O imaginário é o real subvertido à nossa ordem, ambição ou
desejo. Por volta dos seis meses de idade, a criança consegue olhar sua imagem
num espelho e reconhecer-se como aquele que a contempla do outro lado. Essa
visão infantil de si mesmo é o nosso imaginário desenhando à nossa frente uma
reprodução de nós mesmos. Uma ideia perturbadora é a de considerar que a imagem
que vemos no espelho pode ser absolutamente diversa da imagem que o outro vê
quando olha para nós. Nunca saberemos como somos fisicamente, de fato, aos
olhos do outro. A coisa fica ainda mais complicada quando descobrimos que cada
um também nos vê de acordo com a sua simbologia ou perspectiva. Louco, né?
Ainda bem que é! Afinal, aquelas sardas que nos incomodam tanto podem ser o
nosso ponto de atração para o outro. A boca que achamos grande demais para o
nosso rosto pode ser vista como atraente, voluptuosa, sensual… Vai saber! Por
isso é tão comum implicarmos com a nossa imagem estampada numa foto. Quando
você se olha no espelho, e você faz isso com frequência, aquele ser ali do
outro lado já é meio familiar para você. Você já se acostumou com suas
imperfeições e assimetrias. Só que, no espelho, você vê a sua imagem invertida;
e, na foto, você vê o que os outros veem. Sim, está ficando cada vez mais
difícil! Mas, não se desespere… É assim para todo mundo.

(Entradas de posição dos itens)
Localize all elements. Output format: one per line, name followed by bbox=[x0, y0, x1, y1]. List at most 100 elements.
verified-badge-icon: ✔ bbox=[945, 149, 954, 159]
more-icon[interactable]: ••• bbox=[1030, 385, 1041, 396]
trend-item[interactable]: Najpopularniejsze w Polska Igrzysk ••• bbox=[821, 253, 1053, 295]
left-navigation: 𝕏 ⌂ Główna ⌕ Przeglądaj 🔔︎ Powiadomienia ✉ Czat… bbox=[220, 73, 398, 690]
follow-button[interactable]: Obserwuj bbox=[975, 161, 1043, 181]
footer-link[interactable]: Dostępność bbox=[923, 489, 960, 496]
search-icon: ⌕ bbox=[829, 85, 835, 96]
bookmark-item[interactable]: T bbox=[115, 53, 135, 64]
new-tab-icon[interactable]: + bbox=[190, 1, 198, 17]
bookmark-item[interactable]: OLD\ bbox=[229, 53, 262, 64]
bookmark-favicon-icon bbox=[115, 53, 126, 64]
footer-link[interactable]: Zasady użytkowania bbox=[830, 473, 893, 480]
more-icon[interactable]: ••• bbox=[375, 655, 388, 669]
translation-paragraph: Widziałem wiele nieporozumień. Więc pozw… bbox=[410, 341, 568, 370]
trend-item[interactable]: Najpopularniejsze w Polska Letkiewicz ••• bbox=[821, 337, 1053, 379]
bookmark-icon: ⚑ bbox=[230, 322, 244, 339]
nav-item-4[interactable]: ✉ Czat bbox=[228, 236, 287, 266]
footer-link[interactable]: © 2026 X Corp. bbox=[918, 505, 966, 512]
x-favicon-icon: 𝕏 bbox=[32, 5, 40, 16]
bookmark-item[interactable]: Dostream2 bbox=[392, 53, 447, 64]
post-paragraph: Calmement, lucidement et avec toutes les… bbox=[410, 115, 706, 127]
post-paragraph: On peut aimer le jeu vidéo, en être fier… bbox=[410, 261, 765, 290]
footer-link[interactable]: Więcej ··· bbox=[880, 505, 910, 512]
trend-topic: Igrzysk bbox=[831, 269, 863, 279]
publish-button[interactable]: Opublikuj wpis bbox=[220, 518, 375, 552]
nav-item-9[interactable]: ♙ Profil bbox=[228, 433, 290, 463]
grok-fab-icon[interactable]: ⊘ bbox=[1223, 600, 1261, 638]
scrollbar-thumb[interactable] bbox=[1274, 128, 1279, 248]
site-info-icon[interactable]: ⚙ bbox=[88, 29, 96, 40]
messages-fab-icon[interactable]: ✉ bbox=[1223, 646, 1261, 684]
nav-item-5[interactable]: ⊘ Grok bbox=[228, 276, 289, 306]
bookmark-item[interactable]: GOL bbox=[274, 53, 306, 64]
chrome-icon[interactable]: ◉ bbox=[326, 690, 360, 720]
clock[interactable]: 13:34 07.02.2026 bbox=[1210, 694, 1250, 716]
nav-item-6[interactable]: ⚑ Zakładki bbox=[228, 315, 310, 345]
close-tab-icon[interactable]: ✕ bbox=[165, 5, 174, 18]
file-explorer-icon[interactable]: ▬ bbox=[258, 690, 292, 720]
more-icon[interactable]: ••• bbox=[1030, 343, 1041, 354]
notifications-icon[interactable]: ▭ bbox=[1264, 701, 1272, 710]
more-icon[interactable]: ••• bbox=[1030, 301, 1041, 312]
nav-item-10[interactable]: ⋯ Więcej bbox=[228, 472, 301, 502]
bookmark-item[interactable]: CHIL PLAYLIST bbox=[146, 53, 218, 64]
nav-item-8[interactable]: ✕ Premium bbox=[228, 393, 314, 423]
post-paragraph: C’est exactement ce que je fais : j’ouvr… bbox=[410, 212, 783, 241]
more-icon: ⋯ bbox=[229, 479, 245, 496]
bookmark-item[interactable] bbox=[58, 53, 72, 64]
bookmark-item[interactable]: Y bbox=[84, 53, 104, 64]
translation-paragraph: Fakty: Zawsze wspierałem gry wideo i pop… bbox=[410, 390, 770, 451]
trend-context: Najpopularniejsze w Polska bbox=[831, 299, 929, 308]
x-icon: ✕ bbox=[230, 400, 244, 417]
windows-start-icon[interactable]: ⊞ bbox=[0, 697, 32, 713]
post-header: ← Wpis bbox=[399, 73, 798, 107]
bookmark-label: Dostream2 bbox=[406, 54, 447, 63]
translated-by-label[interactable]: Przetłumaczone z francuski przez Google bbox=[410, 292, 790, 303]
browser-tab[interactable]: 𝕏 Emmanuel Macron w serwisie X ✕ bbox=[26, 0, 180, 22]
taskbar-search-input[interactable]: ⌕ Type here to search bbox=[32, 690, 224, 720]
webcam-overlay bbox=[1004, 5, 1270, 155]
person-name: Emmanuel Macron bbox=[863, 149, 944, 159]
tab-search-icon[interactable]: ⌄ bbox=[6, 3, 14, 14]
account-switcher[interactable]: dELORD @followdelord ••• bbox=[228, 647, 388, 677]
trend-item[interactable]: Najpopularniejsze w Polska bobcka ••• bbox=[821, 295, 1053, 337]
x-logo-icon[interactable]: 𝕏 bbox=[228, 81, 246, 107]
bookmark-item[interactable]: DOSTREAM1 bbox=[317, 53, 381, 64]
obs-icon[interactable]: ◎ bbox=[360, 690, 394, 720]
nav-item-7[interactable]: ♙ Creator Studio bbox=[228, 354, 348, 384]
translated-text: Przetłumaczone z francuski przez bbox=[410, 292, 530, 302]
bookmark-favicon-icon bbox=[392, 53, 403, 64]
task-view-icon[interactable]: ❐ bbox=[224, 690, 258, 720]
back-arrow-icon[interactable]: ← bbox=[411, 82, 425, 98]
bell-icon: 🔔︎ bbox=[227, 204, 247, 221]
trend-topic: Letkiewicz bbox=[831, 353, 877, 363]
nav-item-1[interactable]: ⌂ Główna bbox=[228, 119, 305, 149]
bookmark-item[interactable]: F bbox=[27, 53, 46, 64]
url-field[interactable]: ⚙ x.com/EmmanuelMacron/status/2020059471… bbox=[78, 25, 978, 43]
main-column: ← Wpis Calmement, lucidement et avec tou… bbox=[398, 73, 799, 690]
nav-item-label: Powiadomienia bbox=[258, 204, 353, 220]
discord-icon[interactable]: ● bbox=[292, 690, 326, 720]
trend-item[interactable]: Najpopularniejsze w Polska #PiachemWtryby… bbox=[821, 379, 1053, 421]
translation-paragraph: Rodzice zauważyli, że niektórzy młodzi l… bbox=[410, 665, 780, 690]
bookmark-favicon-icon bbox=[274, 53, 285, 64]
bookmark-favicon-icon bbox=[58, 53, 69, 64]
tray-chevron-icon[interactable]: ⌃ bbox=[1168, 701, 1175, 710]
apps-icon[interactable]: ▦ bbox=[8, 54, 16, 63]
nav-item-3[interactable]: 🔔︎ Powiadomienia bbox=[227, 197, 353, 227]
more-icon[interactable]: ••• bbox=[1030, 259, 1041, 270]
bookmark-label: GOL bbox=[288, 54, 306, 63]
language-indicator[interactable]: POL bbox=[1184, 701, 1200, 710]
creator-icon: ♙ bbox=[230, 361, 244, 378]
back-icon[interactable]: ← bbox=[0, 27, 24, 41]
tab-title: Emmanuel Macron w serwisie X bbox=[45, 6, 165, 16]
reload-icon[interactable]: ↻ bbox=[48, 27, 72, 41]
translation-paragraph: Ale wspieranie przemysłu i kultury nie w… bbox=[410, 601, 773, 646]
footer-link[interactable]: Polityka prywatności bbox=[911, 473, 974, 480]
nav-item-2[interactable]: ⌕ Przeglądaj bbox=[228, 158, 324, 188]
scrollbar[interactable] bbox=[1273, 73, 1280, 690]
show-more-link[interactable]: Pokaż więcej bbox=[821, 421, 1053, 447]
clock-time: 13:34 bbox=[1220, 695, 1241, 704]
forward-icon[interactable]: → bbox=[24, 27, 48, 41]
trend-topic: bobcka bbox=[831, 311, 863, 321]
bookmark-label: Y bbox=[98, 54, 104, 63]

Instruções e requisitos
De acordo com o trecho sobre a imagem no espelho, por volta de que idade a criança consegue reconhecer-se no espelho?

Tarefa concluída
Por volta dos seis meses de idade.